**WHAT IS ASKED:** Scan the data for "para" and copy the lines it appears in.

--- WORKING DATA ---

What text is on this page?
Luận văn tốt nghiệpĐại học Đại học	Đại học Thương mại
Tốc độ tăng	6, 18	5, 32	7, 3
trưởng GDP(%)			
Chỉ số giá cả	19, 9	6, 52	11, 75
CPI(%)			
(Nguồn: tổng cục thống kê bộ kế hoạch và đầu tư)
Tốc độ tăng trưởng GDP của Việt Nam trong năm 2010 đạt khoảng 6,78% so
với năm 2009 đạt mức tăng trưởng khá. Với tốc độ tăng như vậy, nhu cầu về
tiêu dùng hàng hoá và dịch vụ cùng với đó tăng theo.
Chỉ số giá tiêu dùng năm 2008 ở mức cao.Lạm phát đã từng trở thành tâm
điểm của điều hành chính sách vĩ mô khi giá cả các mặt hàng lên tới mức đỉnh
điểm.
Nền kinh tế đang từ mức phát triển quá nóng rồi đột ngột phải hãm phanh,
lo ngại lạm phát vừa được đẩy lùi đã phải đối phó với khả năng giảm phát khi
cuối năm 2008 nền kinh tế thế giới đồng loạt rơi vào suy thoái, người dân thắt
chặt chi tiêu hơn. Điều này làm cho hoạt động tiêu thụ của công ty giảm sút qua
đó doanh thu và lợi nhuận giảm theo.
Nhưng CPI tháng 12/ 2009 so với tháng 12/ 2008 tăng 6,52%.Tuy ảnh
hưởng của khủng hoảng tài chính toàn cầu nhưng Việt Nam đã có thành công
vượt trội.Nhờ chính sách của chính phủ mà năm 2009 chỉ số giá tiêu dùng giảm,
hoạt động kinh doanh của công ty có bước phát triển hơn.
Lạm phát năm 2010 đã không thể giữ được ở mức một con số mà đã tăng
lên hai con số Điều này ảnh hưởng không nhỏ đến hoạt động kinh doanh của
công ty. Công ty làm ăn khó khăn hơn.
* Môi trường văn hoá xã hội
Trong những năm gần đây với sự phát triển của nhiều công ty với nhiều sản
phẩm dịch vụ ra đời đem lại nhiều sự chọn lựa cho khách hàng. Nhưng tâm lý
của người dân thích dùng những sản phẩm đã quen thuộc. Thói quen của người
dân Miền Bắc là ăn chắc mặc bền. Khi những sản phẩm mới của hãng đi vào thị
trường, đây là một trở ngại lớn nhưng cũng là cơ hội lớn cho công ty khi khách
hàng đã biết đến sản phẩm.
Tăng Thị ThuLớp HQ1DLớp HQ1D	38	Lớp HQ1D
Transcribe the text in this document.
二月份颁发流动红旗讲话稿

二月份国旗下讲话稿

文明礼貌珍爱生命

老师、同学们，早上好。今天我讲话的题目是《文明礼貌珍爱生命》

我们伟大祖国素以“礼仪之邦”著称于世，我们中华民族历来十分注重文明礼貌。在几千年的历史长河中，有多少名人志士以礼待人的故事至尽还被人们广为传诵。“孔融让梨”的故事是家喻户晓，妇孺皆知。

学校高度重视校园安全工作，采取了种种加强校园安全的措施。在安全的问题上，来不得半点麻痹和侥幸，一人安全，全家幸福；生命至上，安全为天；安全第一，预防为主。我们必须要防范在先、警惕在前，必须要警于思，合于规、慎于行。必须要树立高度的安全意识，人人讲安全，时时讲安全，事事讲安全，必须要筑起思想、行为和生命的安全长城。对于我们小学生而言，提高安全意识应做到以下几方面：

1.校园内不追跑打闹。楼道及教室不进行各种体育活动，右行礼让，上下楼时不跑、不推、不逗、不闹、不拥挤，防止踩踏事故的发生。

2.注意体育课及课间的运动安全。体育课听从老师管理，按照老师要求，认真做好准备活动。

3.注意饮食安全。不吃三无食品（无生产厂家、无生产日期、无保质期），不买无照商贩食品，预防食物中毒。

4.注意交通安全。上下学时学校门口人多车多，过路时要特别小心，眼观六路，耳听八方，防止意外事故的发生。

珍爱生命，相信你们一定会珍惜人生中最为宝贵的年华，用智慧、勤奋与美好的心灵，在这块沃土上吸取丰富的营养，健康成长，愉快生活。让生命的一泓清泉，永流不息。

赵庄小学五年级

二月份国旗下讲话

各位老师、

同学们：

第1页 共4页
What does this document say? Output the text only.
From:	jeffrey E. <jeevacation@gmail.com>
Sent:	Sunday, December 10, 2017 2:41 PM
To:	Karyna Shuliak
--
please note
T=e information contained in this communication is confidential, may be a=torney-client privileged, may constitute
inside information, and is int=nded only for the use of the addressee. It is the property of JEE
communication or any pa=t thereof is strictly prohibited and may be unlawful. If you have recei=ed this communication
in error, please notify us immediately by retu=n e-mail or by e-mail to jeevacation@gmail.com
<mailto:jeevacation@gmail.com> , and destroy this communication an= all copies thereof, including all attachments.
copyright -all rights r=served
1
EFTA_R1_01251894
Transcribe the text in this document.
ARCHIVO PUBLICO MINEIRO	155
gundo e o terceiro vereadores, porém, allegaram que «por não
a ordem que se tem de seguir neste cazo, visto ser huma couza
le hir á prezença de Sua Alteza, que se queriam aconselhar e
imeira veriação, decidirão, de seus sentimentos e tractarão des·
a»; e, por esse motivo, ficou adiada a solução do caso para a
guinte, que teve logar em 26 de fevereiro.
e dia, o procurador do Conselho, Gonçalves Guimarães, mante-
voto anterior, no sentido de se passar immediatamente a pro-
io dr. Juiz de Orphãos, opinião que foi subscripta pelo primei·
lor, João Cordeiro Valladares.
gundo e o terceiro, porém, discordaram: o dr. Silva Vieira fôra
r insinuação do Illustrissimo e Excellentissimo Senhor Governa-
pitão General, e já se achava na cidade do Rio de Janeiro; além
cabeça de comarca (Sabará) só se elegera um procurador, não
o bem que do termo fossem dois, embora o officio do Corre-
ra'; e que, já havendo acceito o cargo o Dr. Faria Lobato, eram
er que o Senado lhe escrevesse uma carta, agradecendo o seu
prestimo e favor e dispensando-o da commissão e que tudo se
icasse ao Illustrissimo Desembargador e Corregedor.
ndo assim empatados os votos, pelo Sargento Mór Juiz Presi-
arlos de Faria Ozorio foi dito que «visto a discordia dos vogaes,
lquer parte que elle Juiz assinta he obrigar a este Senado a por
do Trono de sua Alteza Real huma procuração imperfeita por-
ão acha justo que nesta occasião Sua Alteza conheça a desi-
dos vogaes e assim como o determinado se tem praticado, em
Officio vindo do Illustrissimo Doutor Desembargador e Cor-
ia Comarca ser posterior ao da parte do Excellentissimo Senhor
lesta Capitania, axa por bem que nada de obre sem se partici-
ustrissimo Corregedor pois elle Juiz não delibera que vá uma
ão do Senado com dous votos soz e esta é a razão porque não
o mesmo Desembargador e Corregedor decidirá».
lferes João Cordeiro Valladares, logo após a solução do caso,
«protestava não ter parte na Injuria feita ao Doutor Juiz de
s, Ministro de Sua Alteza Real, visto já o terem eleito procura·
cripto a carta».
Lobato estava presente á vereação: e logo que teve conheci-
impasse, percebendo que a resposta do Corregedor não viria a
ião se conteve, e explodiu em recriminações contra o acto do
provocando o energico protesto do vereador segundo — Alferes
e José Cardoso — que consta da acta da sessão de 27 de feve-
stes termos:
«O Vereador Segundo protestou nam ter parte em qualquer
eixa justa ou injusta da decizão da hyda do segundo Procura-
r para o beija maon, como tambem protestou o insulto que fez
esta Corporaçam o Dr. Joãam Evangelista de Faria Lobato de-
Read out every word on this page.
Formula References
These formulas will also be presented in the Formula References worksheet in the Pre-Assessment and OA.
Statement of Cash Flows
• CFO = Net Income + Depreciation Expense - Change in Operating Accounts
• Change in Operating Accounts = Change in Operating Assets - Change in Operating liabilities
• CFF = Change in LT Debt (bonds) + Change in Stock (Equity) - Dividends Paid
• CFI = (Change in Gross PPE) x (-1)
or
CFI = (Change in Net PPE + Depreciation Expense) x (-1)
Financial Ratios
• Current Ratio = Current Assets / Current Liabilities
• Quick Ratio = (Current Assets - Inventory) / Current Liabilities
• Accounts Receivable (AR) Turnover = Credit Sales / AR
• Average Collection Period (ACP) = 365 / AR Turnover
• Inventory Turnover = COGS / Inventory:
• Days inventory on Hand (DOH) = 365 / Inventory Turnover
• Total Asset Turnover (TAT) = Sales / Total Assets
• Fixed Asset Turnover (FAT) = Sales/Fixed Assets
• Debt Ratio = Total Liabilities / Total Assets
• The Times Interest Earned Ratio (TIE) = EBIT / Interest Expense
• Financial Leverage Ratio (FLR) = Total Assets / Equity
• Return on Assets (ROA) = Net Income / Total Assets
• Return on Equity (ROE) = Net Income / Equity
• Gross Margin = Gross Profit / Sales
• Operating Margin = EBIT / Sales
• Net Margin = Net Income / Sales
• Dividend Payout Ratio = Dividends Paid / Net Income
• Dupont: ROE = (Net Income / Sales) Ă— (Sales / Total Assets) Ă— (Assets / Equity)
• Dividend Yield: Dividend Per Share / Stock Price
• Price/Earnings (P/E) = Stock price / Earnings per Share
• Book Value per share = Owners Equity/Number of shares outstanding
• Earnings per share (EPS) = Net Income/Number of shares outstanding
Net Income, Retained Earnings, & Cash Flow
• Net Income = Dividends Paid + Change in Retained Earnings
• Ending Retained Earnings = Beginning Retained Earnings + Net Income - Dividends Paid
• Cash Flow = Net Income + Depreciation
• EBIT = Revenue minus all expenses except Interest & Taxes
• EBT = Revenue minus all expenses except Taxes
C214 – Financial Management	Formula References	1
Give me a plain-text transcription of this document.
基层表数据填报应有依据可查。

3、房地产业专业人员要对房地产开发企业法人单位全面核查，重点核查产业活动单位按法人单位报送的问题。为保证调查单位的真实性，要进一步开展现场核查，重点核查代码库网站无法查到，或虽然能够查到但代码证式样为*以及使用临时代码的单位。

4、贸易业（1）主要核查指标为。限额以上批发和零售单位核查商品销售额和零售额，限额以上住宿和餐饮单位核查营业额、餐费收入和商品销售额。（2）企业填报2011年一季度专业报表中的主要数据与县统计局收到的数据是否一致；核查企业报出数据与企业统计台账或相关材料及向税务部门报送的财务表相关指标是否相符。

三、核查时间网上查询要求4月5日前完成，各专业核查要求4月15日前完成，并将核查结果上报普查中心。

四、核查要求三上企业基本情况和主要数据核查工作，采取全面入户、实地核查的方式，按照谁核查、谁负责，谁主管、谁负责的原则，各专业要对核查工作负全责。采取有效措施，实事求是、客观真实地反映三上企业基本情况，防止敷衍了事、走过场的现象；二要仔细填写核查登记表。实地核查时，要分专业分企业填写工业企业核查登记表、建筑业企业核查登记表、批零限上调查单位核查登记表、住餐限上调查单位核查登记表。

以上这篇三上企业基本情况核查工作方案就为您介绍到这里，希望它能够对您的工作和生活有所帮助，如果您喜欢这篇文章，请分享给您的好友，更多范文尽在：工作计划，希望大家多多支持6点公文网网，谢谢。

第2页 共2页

---

**CORRECT RESULT:**
a»; e, por esse motivo, ficou adiada a solução do caso para a
r para o beija maon, como tambem protestou o insulto que fez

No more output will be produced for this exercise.